* START Input material *

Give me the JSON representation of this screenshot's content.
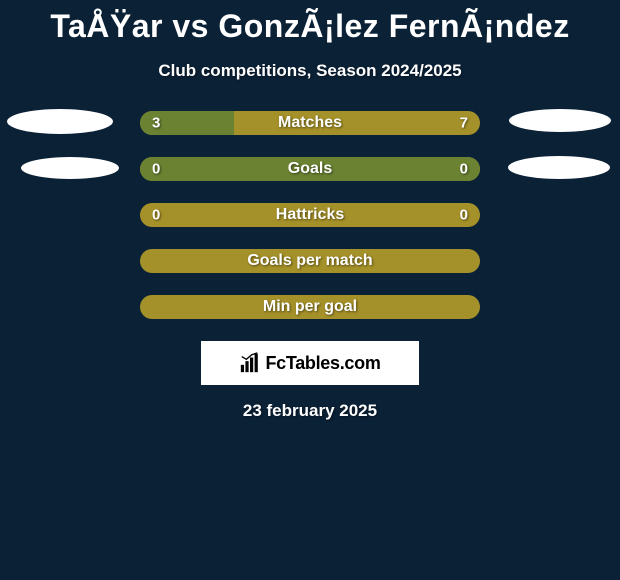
{
  "title": "TaÅŸar vs GonzÃ¡lez FernÃ¡ndez",
  "subtitle": "Club competitions, Season 2024/2025",
  "date": "23 february 2025",
  "logo_text": "FcTables.com",
  "colors": {
    "background": "#0b2136",
    "bar_bg": "#a59129",
    "bar_left_fill": "#6a8232",
    "text": "#ffffff",
    "logo_bg": "#ffffff",
    "logo_text": "#000000"
  },
  "bars": [
    {
      "label": "Matches",
      "left_value": "3",
      "right_value": "7",
      "left_pct": 27.5,
      "show_values": true
    },
    {
      "label": "Goals",
      "left_value": "0",
      "right_value": "0",
      "left_pct": 100,
      "show_values": true
    },
    {
      "label": "Hattricks",
      "left_value": "0",
      "right_value": "0",
      "left_pct": 0,
      "show_values": true
    },
    {
      "label": "Goals per match",
      "left_value": "",
      "right_value": "",
      "left_pct": 0,
      "show_values": false
    },
    {
      "label": "Min per goal",
      "left_value": "",
      "right_value": "",
      "left_pct": 0,
      "show_values": false
    }
  ],
  "ellipses": [
    {
      "class": "ellipse-1"
    },
    {
      "class": "ellipse-2"
    },
    {
      "class": "ellipse-3"
    },
    {
      "class": "ellipse-4"
    }
  ]
}
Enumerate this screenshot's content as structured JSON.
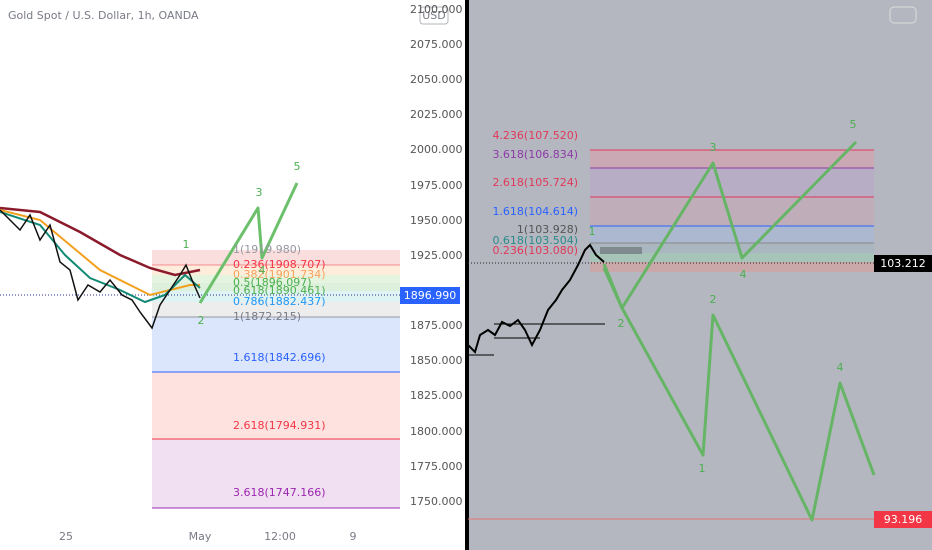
{
  "left_panel": {
    "title": "Gold Spot / U.S. Dollar, 1h, OANDA",
    "currency": "USD",
    "price_axis": [
      "2100.000",
      "2075.000",
      "2050.000",
      "2025.000",
      "2000.000",
      "1975.000",
      "1950.000",
      "1925.000",
      "1875.000",
      "1850.000",
      "1825.000",
      "1800.000",
      "1775.000",
      "1750.000"
    ],
    "time_axis": [
      "25",
      "May",
      "12:00",
      "9"
    ],
    "fib_levels": [
      "1(1919.980)",
      "0.236(1908.707)",
      "0.382(1901.734)",
      "0.5(1896.097)",
      "0.618(1890.461)",
      "0.786(1882.437)",
      "1(1872.215)",
      "1.618(1842.696)",
      "2.618(1794.931)",
      "3.618(1747.166)"
    ],
    "wave_labels": [
      "1",
      "2",
      "3",
      "4",
      "5"
    ],
    "last_price": "1896.990"
  },
  "right_panel": {
    "fib_levels": [
      "4.236(107.520)",
      "3.618(106.834)",
      "2.618(105.724)",
      "1.618(104.614)",
      "1(103.928)",
      "0.618(103.504)",
      "0.236(103.080)"
    ],
    "wave_labels_up": [
      "1",
      "2",
      "3",
      "4",
      "5"
    ],
    "wave_labels_down": [
      "2",
      "1",
      "4"
    ],
    "last_price": "103.212",
    "target_price": "93.196"
  }
}
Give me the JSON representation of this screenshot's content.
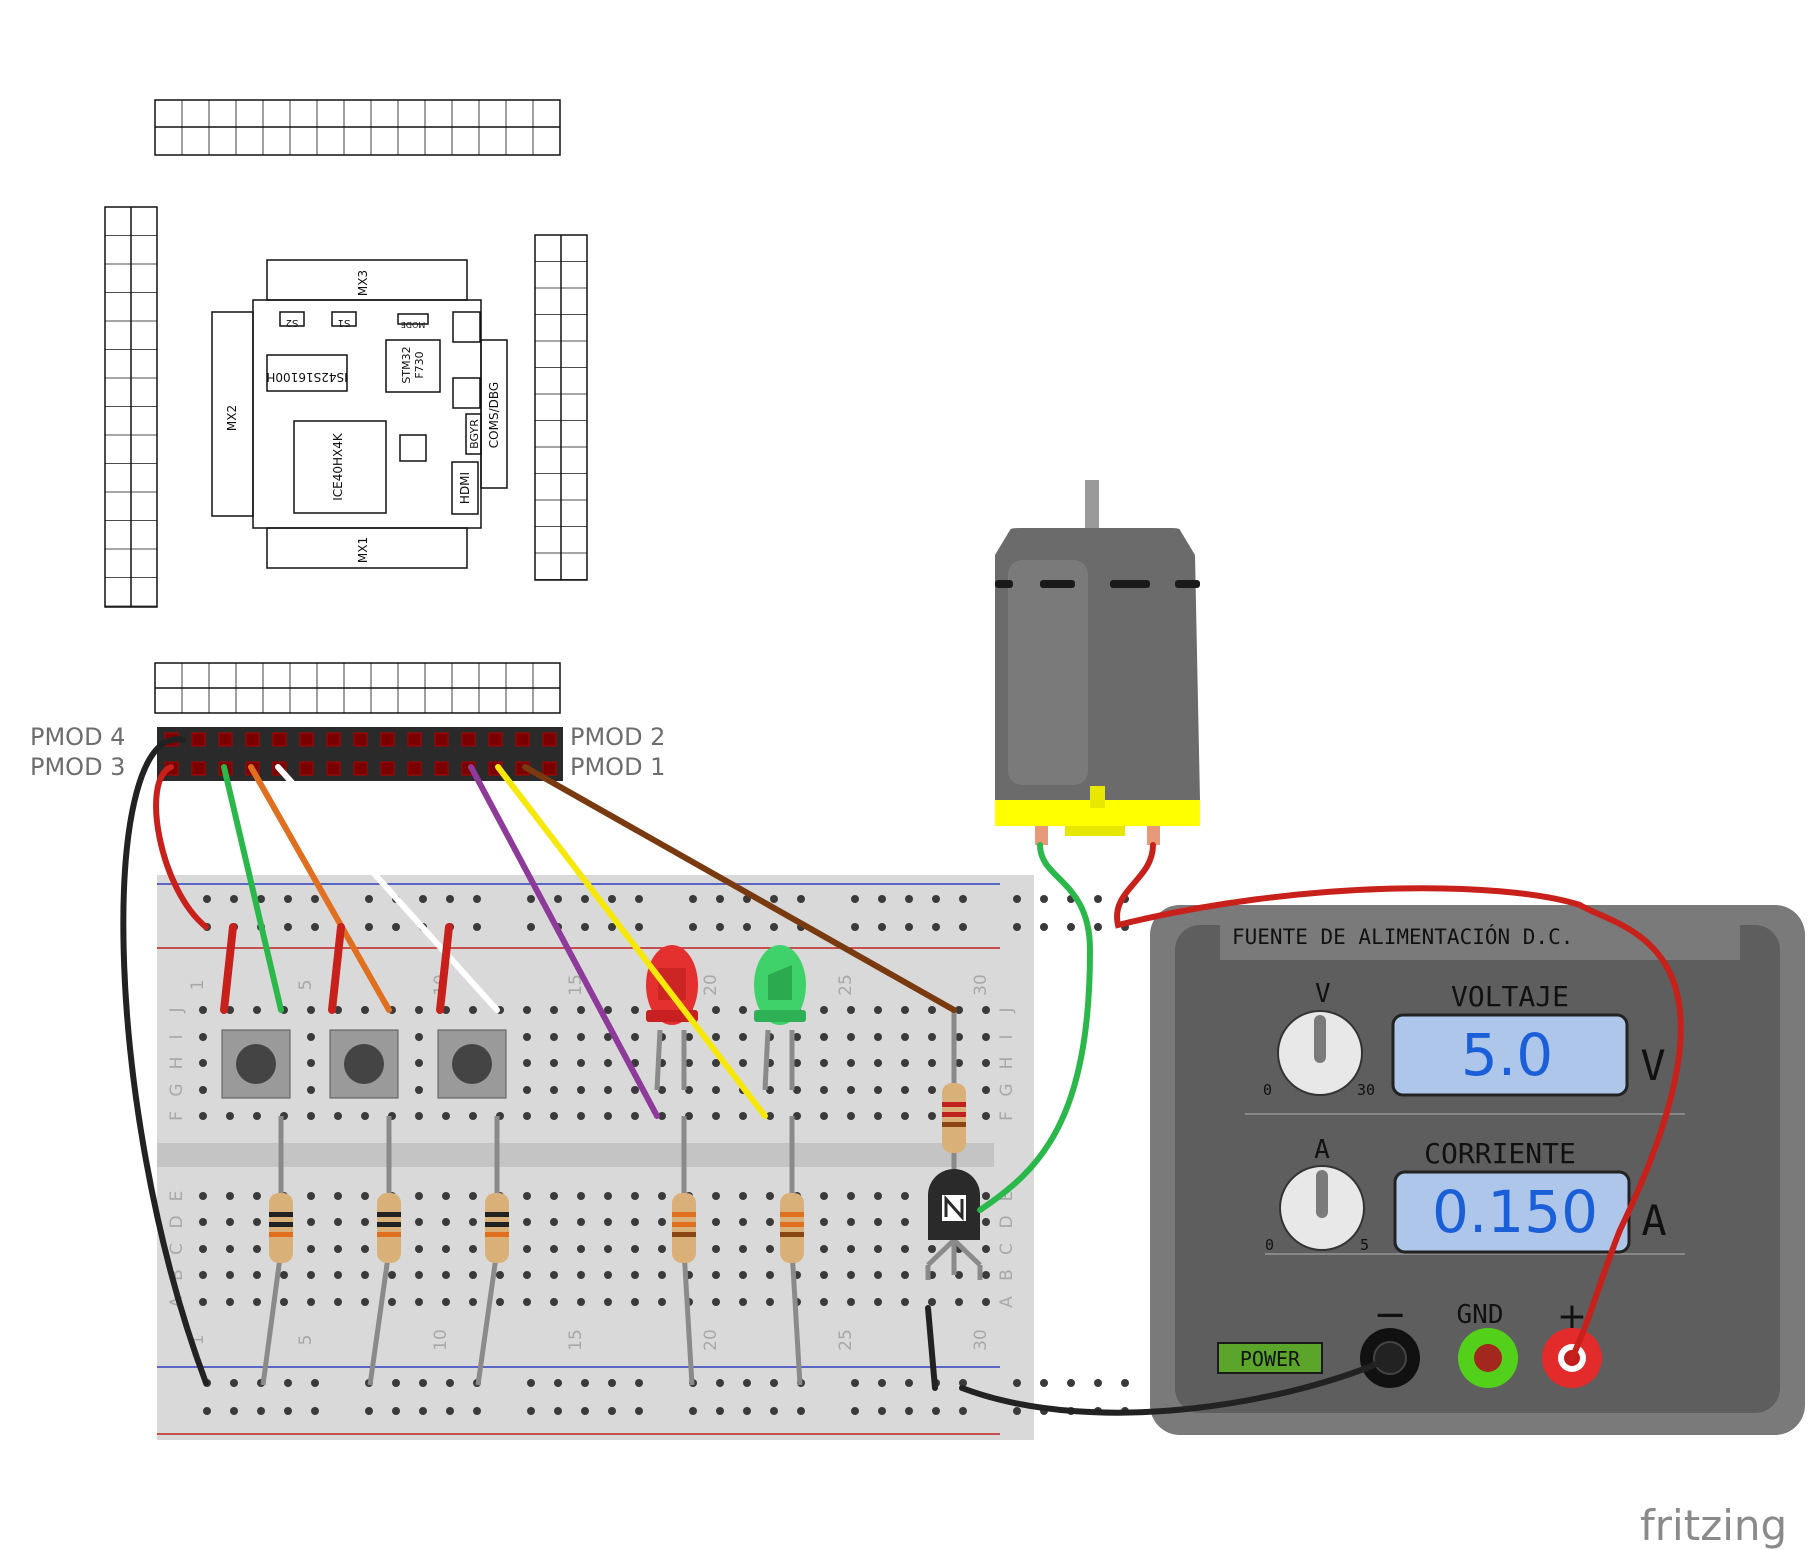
{
  "board": {
    "chips": [
      "MX3",
      "MX2",
      "MX1",
      "COMS/DBG",
      "IS42S16100H",
      "STM32\nF730",
      "ICE40HX4K",
      "HDMI",
      "BGYR",
      "S2",
      "S1",
      "MODE"
    ],
    "header_labels_left": [
      "PMOD 4",
      "PMOD 3"
    ],
    "header_labels_right": [
      "PMOD 2",
      "PMOD 1"
    ]
  },
  "breadboard": {
    "column_numbers": [
      "1",
      "5",
      "10",
      "15",
      "20",
      "25",
      "30"
    ],
    "row_letters_top": [
      "J",
      "I",
      "H",
      "G",
      "F"
    ],
    "row_letters_bottom": [
      "E",
      "D",
      "C",
      "B",
      "A"
    ]
  },
  "power_supply": {
    "title": "FUENTE DE ALIMENTACIÓN D.C.",
    "voltage_knob_label": "V",
    "voltage_knob_min": "0",
    "voltage_knob_max": "30",
    "voltage_title": "VOLTAJE",
    "voltage_value": "5.0",
    "voltage_unit": "V",
    "current_knob_label": "A",
    "current_knob_min": "0",
    "current_knob_max": "5",
    "current_title": "CORRIENTE",
    "current_value": "0.150",
    "current_unit": "A",
    "power_label": "POWER",
    "minus_label": "−",
    "gnd_label": "GND",
    "plus_label": "+"
  },
  "watermark": "fritzing",
  "colors": {
    "breadboard": "#d9d9d9",
    "supply_body": "#7a7a7a",
    "supply_panel": "#5e5e5e",
    "display": "#aec6ea",
    "display_text": "#1a5fd8",
    "motor_body": "#6b6b6b",
    "motor_base": "#ffff00",
    "wire_red": "#c8201a",
    "wire_green": "#2bb84a",
    "wire_black": "#222222"
  }
}
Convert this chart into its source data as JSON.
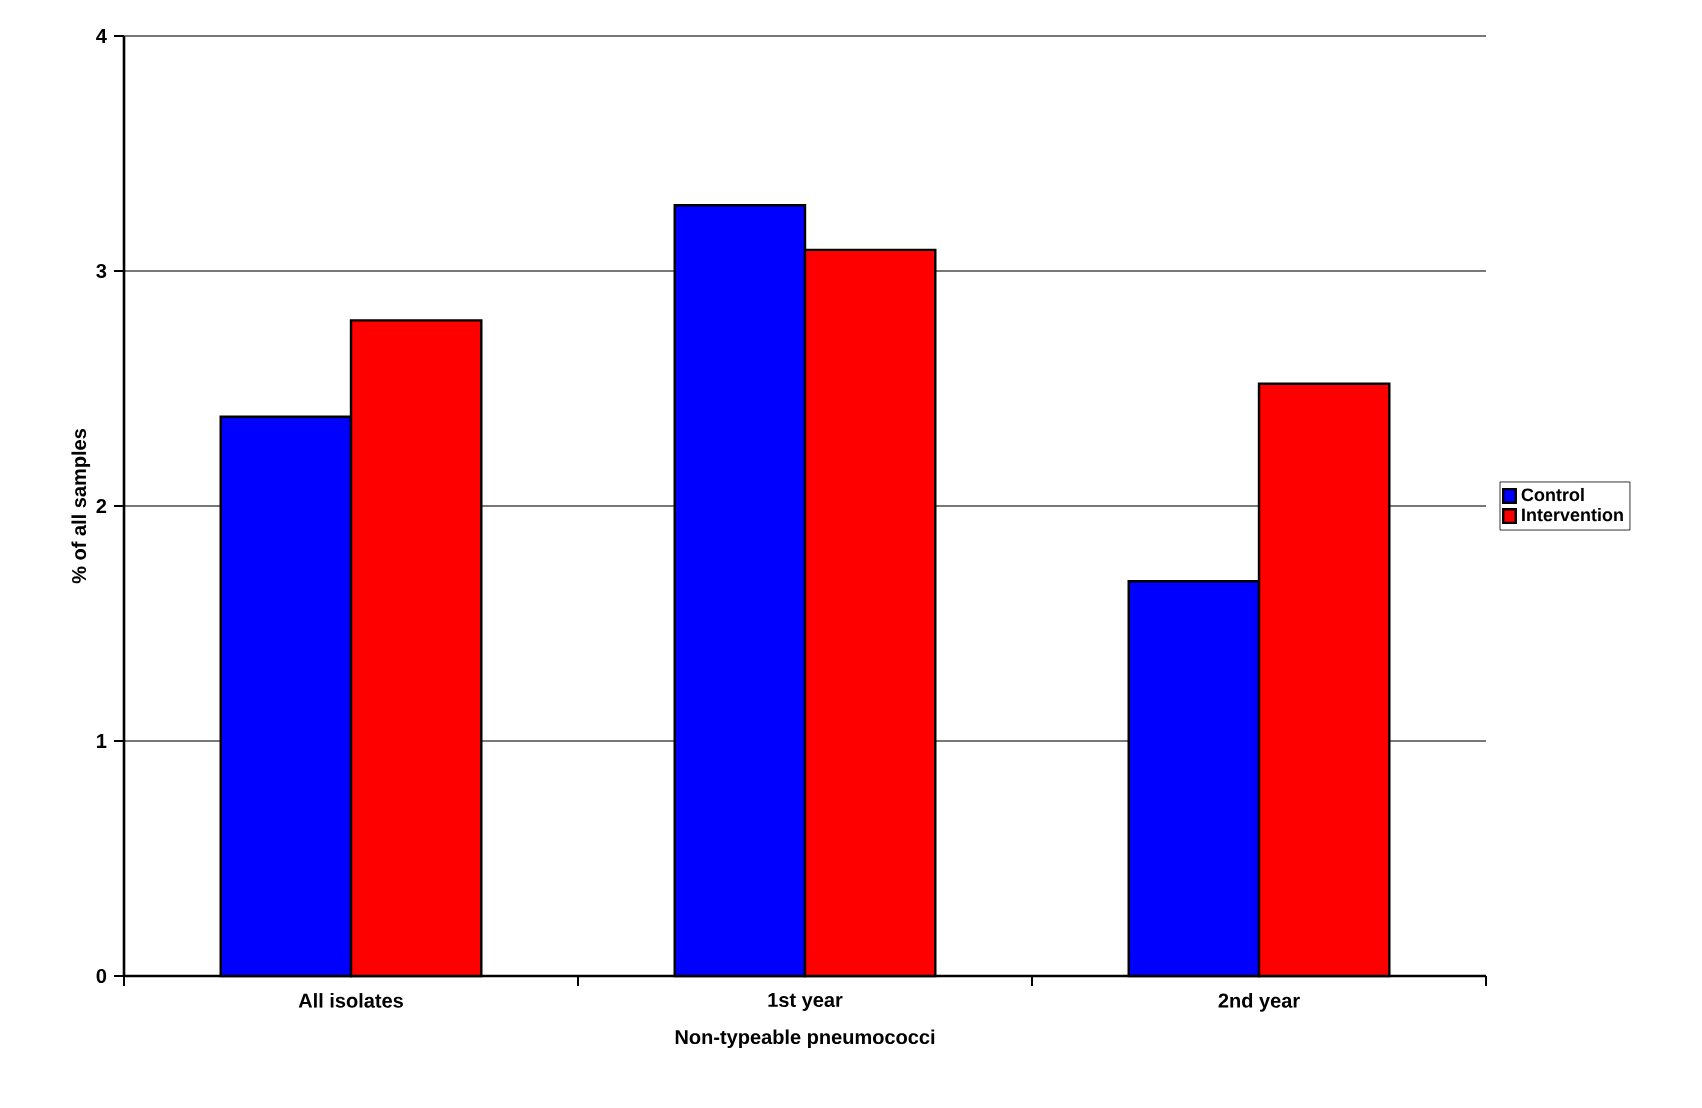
{
  "chart_data": {
    "type": "bar",
    "xlabel": "Non-typeable pneumococci",
    "ylabel": "% of all samples",
    "categories": [
      "All isolates",
      "1st year",
      "2nd year"
    ],
    "series": [
      {
        "name": "Control",
        "color": "#0000ff",
        "values": [
          2.38,
          3.28,
          1.68
        ]
      },
      {
        "name": "Intervention",
        "color": "#ff0000",
        "values": [
          2.79,
          3.09,
          2.52
        ]
      }
    ],
    "ylim": [
      0,
      4
    ],
    "yticks": [
      0,
      1,
      2,
      3,
      4
    ],
    "grid": "y",
    "legend": "right"
  }
}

* END Input material *

The task:
Please reproduce nothing but the lines from the one containing "Convert this chart" through the closing line of the listing, retyped word for word, pictures excluded.

Exercise output:
Convert this chart into its source data as JSON.
{
  "chart_data": {
    "type": "bar",
    "xlabel": "Non-typeable pneumococci",
    "ylabel": "% of all samples",
    "categories": [
      "All isolates",
      "1st year",
      "2nd year"
    ],
    "series": [
      {
        "name": "Control",
        "color": "#0000ff",
        "values": [
          2.38,
          3.28,
          1.68
        ]
      },
      {
        "name": "Intervention",
        "color": "#ff0000",
        "values": [
          2.79,
          3.09,
          2.52
        ]
      }
    ],
    "ylim": [
      0,
      4
    ],
    "yticks": [
      0,
      1,
      2,
      3,
      4
    ],
    "grid": "y",
    "legend": "right"
  }
}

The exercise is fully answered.